You can open up ftpd. You can learn SMB, Samba, to share files. Or you can
recognize that the web is the great leveler across all computers of every
kind and use that. After a few false starts I found it is really quite
simple to use.
It is simplest because anyone who can use a browser can read files using
this method. There is no need to learn to use an ftp client. A child can use
it.
Your linux distribution has the Apache web server under the filename httpd.
For free use. For buy waste time. If it does not have it use a better
distribution. Find it on apache.com and install it. I use Redhat, Fedora 10.
I do not see a single thing unique to this distribution. It has been on
Redhat distributions going back to at least 6.0.
1) You must start Apache.
2) You must open the http port which is 80.
3) You must make the files available to Apache so they can be served.
Starting Apache
There are several ways to start apache when the system boots or manually.
This is the most frequently recommended way to do it. It is consistent with
turning other system services on and off.
# /sbin/chkconfig --level 5 httpd on
The Apache documentation recommends
apachectl start
when it is to be started manually after boot. I see no reason not to start
Apache when the system boots. It has no overhead until there is a request on
port 80.

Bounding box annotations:
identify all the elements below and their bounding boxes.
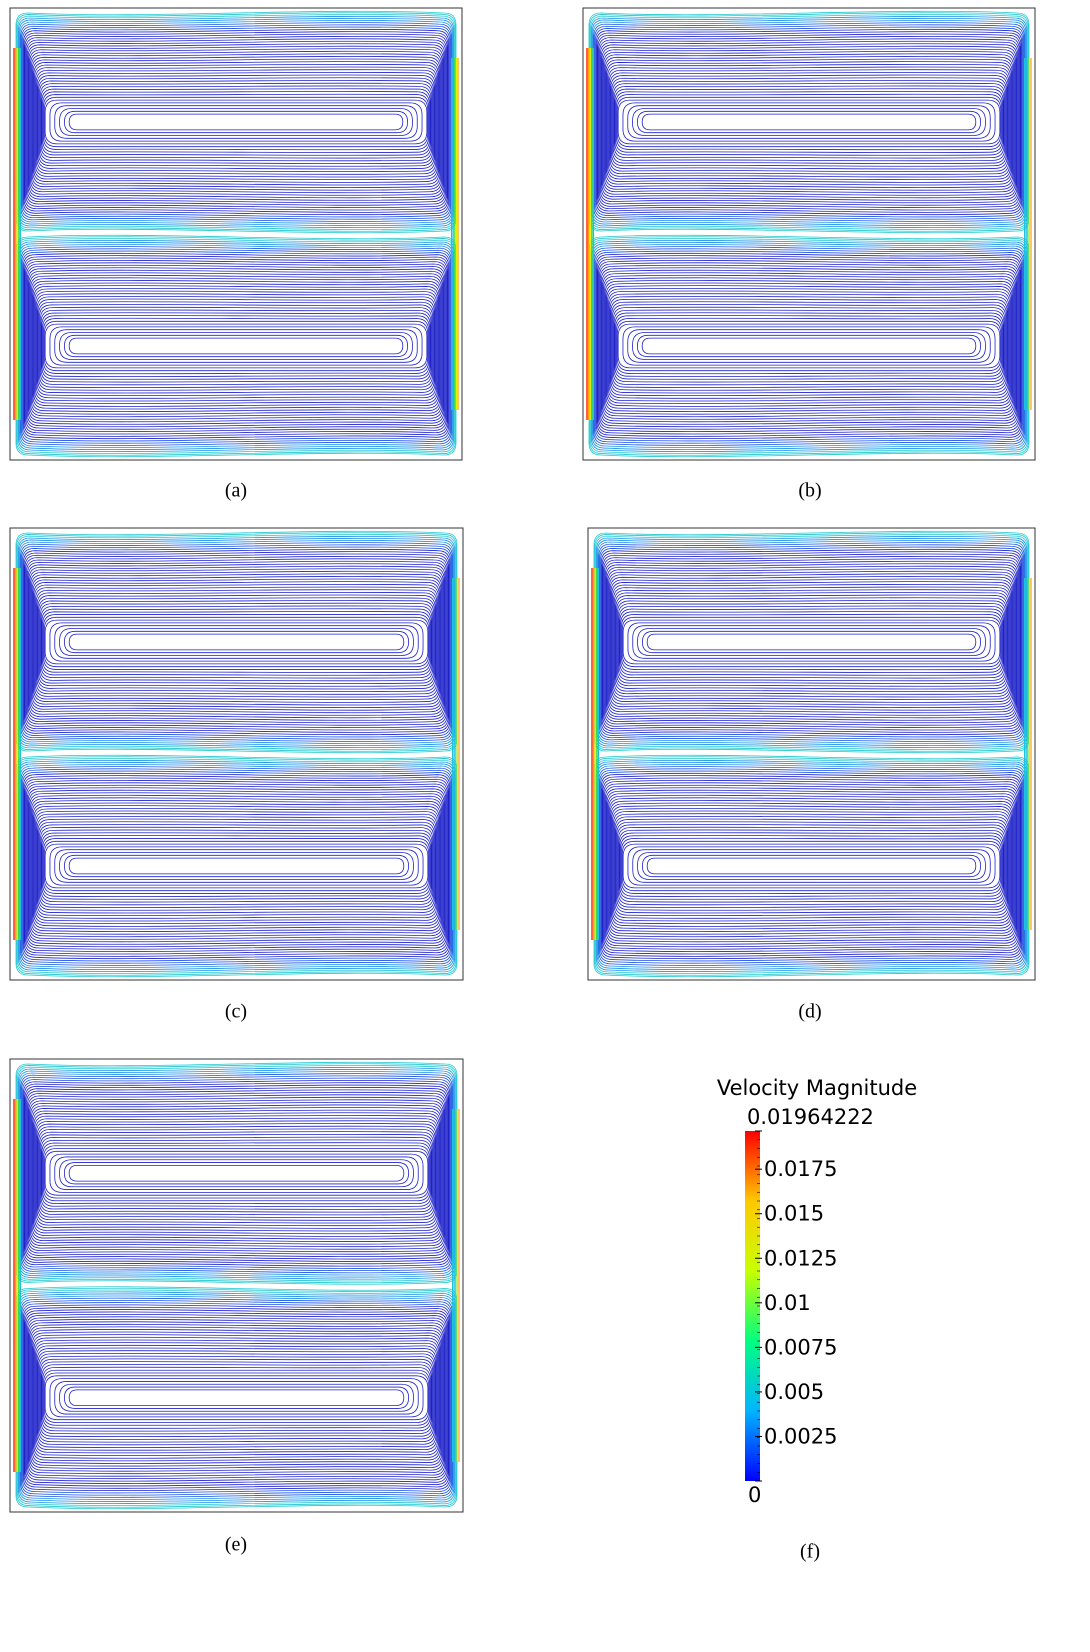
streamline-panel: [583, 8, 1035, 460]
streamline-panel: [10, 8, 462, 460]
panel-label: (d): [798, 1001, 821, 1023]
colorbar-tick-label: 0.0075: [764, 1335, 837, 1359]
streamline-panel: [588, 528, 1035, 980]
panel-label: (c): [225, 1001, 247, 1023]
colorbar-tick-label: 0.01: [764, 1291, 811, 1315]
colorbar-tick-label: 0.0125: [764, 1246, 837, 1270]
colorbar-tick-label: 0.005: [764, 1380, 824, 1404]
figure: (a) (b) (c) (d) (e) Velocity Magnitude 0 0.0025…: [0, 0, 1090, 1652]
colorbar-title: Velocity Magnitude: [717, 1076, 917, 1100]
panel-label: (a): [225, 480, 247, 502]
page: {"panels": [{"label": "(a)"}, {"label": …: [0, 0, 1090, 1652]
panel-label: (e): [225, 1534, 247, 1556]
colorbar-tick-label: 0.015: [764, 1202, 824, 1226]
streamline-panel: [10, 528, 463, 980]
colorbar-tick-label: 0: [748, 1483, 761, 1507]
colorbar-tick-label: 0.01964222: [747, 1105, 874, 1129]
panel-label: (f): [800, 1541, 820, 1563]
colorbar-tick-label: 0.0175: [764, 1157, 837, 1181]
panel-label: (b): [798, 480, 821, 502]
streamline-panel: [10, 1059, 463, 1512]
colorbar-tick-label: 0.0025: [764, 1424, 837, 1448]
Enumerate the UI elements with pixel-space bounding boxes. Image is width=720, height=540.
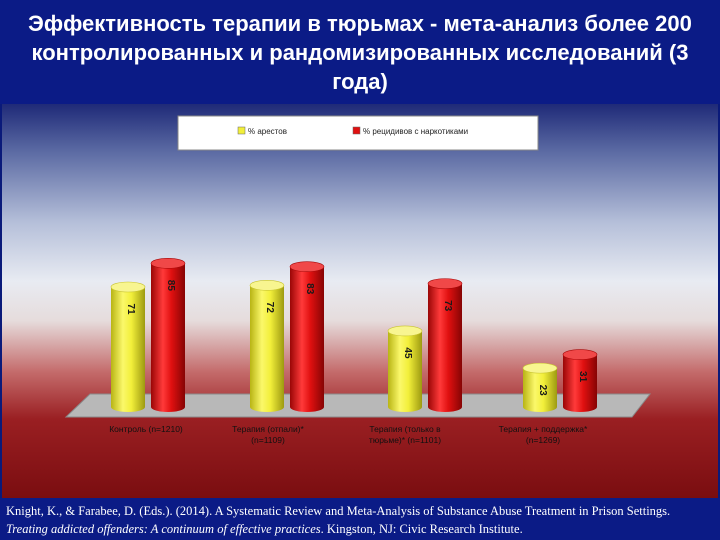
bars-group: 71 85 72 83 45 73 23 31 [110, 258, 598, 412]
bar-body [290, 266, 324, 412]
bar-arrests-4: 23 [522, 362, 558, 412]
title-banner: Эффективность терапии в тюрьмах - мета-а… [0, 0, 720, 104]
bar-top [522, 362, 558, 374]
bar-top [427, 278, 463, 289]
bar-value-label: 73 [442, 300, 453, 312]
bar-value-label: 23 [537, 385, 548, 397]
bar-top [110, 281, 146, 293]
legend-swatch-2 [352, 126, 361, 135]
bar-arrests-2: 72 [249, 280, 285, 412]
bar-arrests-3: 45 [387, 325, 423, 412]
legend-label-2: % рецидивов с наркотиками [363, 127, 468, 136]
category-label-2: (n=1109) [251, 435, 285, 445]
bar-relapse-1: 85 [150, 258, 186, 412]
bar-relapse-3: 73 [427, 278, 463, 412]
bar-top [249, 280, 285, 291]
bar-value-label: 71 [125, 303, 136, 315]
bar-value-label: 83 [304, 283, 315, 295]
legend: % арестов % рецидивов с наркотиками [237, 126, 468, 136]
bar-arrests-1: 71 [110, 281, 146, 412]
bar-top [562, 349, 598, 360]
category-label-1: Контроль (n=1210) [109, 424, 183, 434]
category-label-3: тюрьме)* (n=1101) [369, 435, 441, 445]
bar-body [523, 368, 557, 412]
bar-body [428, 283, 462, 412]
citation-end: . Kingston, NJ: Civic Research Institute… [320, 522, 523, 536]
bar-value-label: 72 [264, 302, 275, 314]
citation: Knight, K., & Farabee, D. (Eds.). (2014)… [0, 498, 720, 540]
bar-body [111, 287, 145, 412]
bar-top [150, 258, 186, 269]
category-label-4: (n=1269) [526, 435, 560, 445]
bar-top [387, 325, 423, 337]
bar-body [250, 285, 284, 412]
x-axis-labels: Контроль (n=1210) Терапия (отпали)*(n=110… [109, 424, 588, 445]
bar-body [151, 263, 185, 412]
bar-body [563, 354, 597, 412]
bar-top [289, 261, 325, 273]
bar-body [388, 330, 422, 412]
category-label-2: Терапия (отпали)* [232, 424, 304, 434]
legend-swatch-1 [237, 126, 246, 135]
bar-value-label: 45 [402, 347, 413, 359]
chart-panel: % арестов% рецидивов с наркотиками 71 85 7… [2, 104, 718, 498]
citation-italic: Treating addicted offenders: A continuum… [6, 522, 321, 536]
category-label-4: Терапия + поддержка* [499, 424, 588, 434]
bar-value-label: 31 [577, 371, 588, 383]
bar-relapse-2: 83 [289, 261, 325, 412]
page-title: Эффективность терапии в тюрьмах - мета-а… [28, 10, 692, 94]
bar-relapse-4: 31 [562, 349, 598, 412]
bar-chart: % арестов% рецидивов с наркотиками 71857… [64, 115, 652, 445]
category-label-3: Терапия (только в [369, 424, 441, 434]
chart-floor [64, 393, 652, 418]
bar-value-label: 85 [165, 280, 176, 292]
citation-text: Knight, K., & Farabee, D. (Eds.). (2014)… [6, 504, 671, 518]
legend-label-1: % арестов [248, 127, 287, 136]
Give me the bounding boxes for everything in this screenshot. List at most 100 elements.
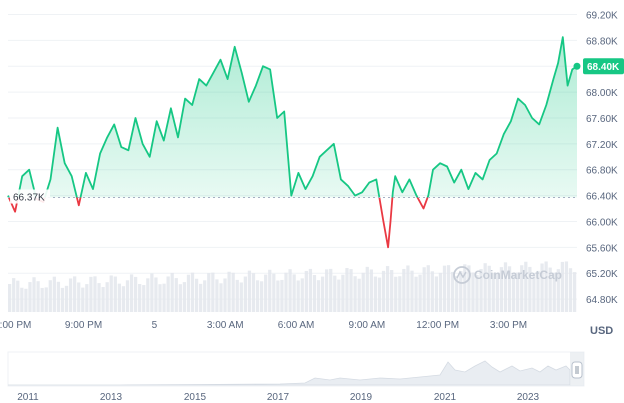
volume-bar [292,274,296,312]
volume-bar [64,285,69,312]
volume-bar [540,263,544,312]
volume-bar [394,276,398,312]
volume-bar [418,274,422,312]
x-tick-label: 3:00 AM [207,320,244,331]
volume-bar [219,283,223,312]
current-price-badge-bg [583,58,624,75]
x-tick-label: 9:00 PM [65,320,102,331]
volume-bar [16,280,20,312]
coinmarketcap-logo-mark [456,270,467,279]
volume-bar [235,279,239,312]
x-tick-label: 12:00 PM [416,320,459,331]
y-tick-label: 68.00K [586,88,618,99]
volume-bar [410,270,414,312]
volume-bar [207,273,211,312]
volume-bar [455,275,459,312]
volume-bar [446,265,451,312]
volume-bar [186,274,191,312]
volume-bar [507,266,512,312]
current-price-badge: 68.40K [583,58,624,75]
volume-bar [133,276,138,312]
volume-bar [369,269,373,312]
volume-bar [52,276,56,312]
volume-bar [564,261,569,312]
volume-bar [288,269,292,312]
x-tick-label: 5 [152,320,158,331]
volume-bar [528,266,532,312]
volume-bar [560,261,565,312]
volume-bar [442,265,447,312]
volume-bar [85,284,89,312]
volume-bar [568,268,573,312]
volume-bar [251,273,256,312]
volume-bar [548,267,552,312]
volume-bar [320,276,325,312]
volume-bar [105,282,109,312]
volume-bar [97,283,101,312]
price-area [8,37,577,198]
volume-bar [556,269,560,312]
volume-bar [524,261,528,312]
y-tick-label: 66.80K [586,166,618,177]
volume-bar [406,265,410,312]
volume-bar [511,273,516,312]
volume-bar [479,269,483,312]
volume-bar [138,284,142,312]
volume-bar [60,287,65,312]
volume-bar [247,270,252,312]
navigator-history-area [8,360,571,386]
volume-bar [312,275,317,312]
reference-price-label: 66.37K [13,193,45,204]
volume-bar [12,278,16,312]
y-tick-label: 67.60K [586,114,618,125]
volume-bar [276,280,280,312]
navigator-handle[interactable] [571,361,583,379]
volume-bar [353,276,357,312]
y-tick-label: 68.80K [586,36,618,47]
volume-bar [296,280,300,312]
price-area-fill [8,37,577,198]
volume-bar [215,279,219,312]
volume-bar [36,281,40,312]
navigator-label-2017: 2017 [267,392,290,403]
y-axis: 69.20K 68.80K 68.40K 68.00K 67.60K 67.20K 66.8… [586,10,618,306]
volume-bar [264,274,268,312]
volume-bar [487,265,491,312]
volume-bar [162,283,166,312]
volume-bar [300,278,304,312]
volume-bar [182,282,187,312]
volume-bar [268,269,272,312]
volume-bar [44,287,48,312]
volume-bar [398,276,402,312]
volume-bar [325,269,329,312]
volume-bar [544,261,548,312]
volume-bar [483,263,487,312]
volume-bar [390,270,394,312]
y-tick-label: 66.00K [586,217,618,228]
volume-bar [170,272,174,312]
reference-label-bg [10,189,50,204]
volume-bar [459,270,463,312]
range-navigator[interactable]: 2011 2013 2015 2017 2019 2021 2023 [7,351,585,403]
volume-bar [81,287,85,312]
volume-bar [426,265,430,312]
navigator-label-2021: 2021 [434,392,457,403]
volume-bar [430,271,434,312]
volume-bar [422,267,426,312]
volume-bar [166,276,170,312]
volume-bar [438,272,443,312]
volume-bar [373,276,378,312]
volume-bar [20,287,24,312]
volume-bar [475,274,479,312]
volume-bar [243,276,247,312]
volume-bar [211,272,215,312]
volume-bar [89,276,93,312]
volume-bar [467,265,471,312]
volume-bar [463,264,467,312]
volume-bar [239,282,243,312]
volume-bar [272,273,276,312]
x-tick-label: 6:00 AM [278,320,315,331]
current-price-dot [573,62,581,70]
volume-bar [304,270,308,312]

> What is asked: Repeat word for word the passage of the text on sharing files through Apache that begins with the words containing "Your linux distribution" and ends with "at least 6.0.".

> Answer to the task:
Your linux distribution has the Apache web server under the filename httpd.
For free use. For buy waste time. If it does not have it use a better
distribution. Find it on apache.com and install it. I use Redhat, Fedora 10.
I do not see a single thing unique to this distribution. It has been on
Redhat distributions going back to at least 6.0.